* [WHAT NEEDS TO BE DONE]:
Select from the data all lines with the word "color".

* [LISTED ENTRIES]:

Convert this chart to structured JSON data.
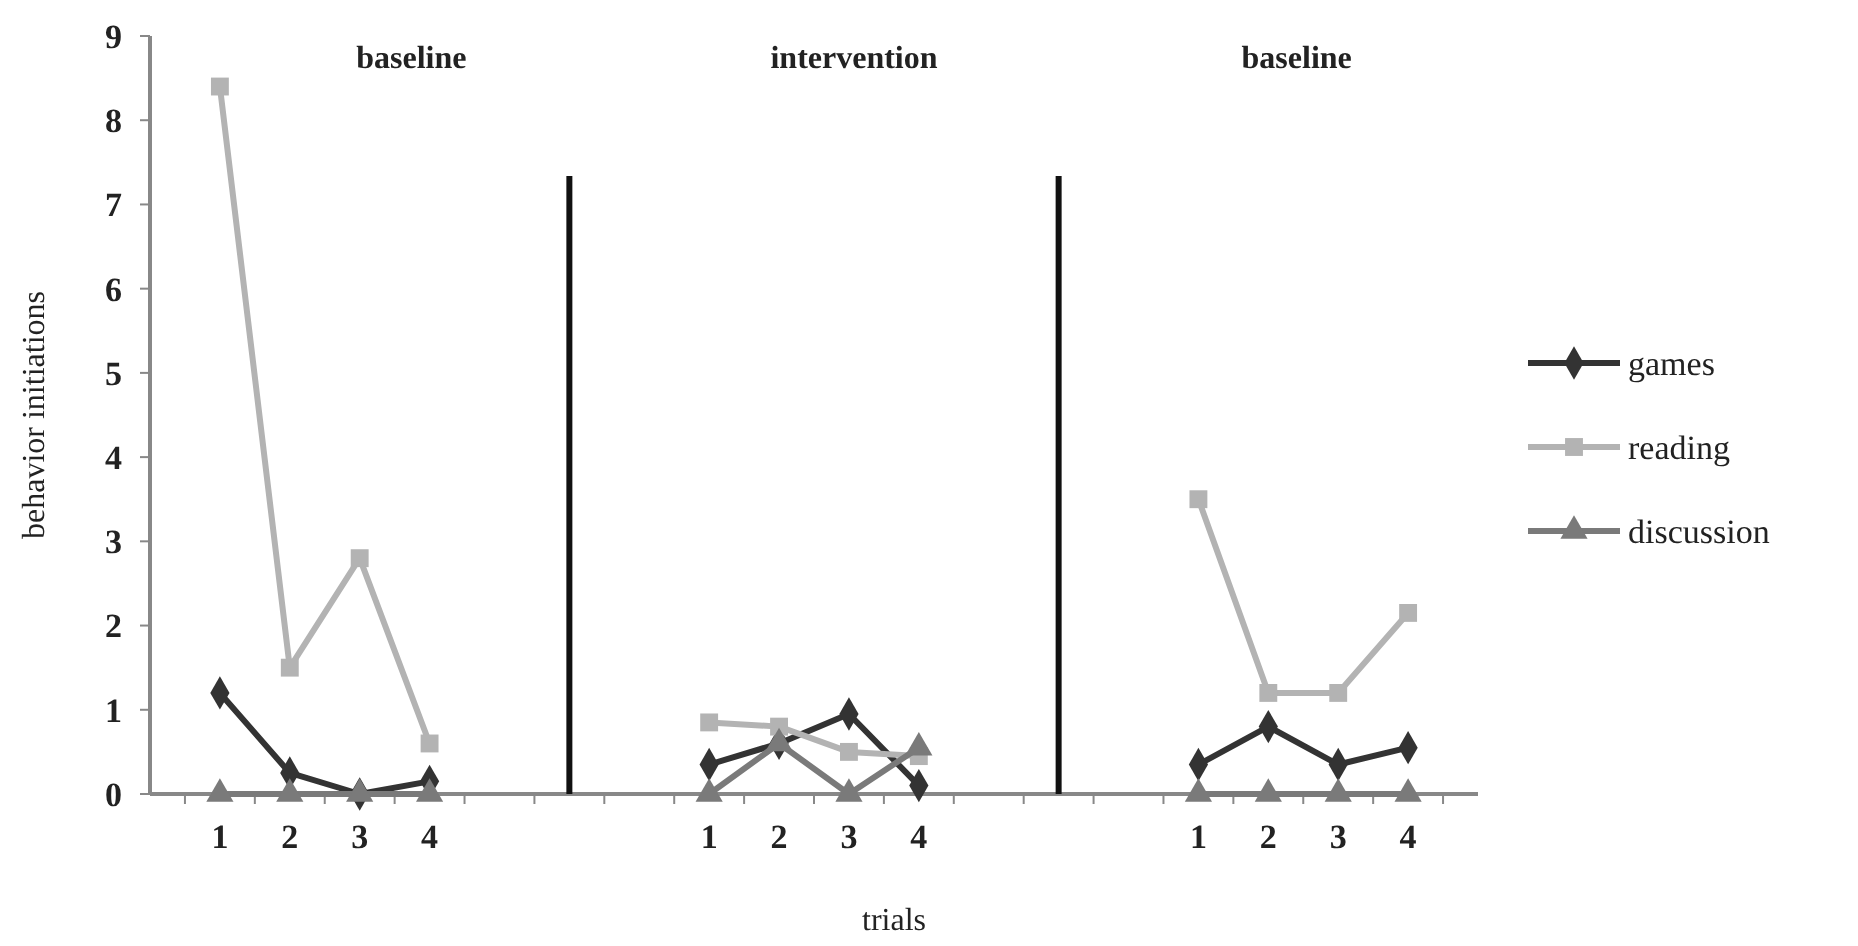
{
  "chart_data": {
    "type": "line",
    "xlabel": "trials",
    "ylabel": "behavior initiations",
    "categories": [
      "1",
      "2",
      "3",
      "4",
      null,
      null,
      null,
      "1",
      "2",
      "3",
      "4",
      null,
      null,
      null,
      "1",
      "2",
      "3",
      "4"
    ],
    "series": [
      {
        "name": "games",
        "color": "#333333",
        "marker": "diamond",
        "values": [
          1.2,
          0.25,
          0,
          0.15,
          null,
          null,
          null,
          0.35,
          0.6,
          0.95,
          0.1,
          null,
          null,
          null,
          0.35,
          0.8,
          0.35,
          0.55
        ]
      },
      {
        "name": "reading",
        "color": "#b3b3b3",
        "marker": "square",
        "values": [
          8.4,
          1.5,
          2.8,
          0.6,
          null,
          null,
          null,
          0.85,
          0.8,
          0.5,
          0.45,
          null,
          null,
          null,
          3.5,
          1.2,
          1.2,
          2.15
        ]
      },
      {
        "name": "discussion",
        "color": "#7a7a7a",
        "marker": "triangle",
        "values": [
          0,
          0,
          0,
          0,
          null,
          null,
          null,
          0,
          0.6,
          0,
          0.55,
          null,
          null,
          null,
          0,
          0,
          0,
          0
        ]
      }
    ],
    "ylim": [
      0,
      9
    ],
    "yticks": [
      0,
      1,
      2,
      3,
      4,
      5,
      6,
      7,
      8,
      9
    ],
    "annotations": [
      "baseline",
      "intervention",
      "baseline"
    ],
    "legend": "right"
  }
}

* [FULL ANSWER]:
        "color": "#333333",
        "color": "#b3b3b3",
        "color": "#7a7a7a",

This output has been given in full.